§ **DATA PROVIDED**:
☆ ☆ ☆ ☆ ☆

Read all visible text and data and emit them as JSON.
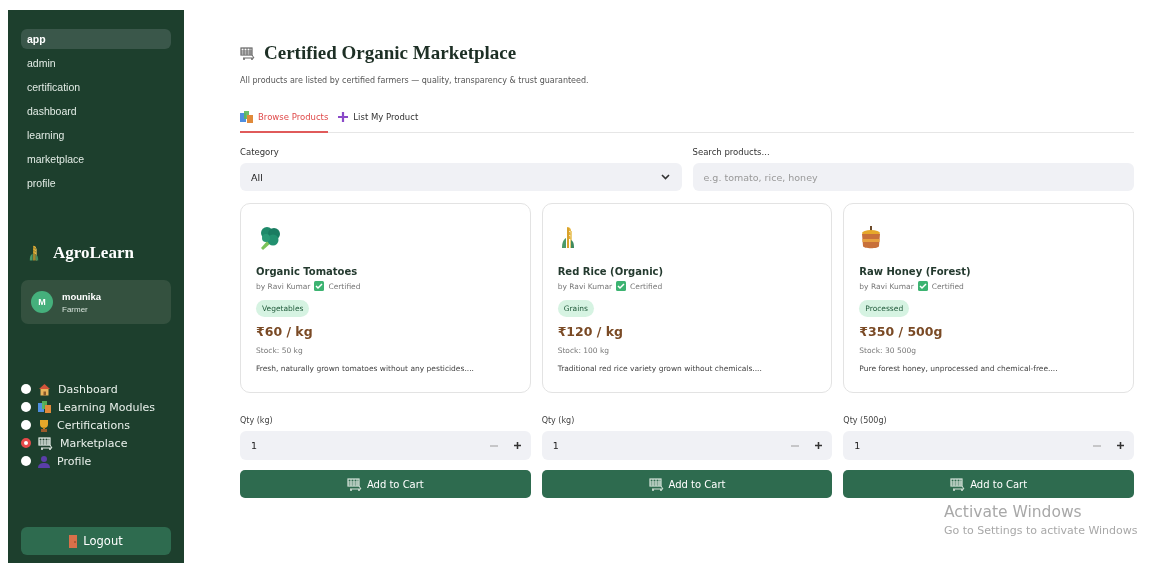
{
  "sidebar": {
    "nav_items": [
      {
        "label": "app",
        "selected": true
      },
      {
        "label": "admin",
        "selected": false
      },
      {
        "label": "certification",
        "selected": false
      },
      {
        "label": "dashboard",
        "selected": false
      },
      {
        "label": "learning",
        "selected": false
      },
      {
        "label": "marketplace",
        "selected": false
      },
      {
        "label": "profile",
        "selected": false
      }
    ],
    "brand": "AgroLearn",
    "user": {
      "initial": "M",
      "name": "mounika",
      "role": "Farmer"
    },
    "menu": [
      {
        "label": "Dashboard",
        "selected": false
      },
      {
        "label": "Learning Modules",
        "selected": false
      },
      {
        "label": "Certifications",
        "selected": false
      },
      {
        "label": "Marketplace",
        "selected": true
      },
      {
        "label": "Profile",
        "selected": false
      }
    ],
    "logout": "Logout"
  },
  "main": {
    "title": "Certified Organic Marketplace",
    "subtitle": "All products are listed by certified farmers — quality, transparency & trust guaranteed.",
    "tabs": [
      {
        "label": "Browse Products",
        "selected": true
      },
      {
        "label": "List My Product",
        "selected": false
      }
    ],
    "category": {
      "label": "Category",
      "value": "All"
    },
    "search": {
      "label": "Search products...",
      "placeholder": "e.g. tomato, rice, honey"
    },
    "products": [
      {
        "name": "Organic Tomatoes",
        "seller": "by Ravi Kumar",
        "certified": "Certified",
        "category": "Vegetables",
        "price": "₹60 / kg",
        "stock": "Stock: 50 kg",
        "description": "Fresh, naturally grown tomatoes without any pesticides....",
        "qty_label": "Qty (kg)",
        "qty": "1",
        "button": "Add to Cart"
      },
      {
        "name": "Red Rice (Organic)",
        "seller": "by Ravi Kumar",
        "certified": "Certified",
        "category": "Grains",
        "price": "₹120 / kg",
        "stock": "Stock: 100 kg",
        "description": "Traditional red rice variety grown without chemicals....",
        "qty_label": "Qty (kg)",
        "qty": "1",
        "button": "Add to Cart"
      },
      {
        "name": "Raw Honey (Forest)",
        "seller": "by Ravi Kumar",
        "certified": "Certified",
        "category": "Processed",
        "price": "₹350 / 500g",
        "stock": "Stock: 30 500g",
        "description": "Pure forest honey, unprocessed and chemical-free....",
        "qty_label": "Qty (500g)",
        "qty": "1",
        "button": "Add to Cart"
      }
    ]
  },
  "os_notice": {
    "title": "Activate Windows",
    "text": "Go to Settings to activate Windows"
  }
}
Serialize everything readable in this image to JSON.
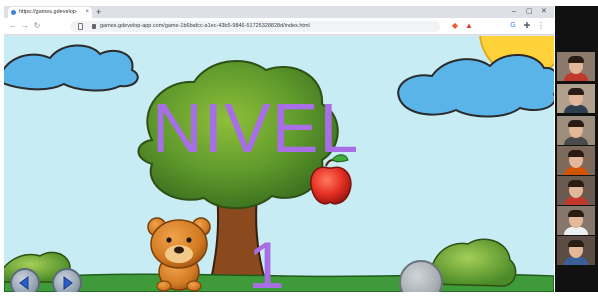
{
  "browser": {
    "tab_title": "https://games.gdevelop-app...",
    "tab_close": "×",
    "new_tab": "+",
    "url": "games.gdevelop-app.com/game-1b6bafcc-a1ec-43b5-9846-51725328828d/index.html",
    "window_controls": {
      "minimize": "–",
      "maximize": "▢",
      "close": "✕"
    }
  },
  "game": {
    "title": "NIVEL",
    "level": "1",
    "colors": {
      "sky": "#c8ecf3",
      "title_text": "#a86ee6",
      "grass": "#3f9b3a",
      "sun": "#ffd23a",
      "apple": "#e53025"
    },
    "controls": {
      "left_button": "left-arrow-icon",
      "right_button": "right-arrow-icon",
      "jump_button": "jump-button"
    }
  },
  "video_call": {
    "participant_count": 7,
    "tiles": [
      {
        "shirt": "#c0392b",
        "bg": "#8b7a6c"
      },
      {
        "shirt": "#2c3e50",
        "bg": "#b0a08d"
      },
      {
        "shirt": "#4a4a4a",
        "bg": "#9c8d7d"
      },
      {
        "shirt": "#d35400",
        "bg": "#7d6a5d"
      },
      {
        "shirt": "#c0392b",
        "bg": "#6a5a50"
      },
      {
        "shirt": "#ecf0f1",
        "bg": "#85776b"
      },
      {
        "shirt": "#3b5f9a",
        "bg": "#5b4d44"
      }
    ]
  }
}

☆ ☆ ☆ ☆ ☆

Filter the entries down to the lines containing "icon". Copy each of those lines.

      "left_button": "left-arrow-icon",
      "right_button": "right-arrow-icon",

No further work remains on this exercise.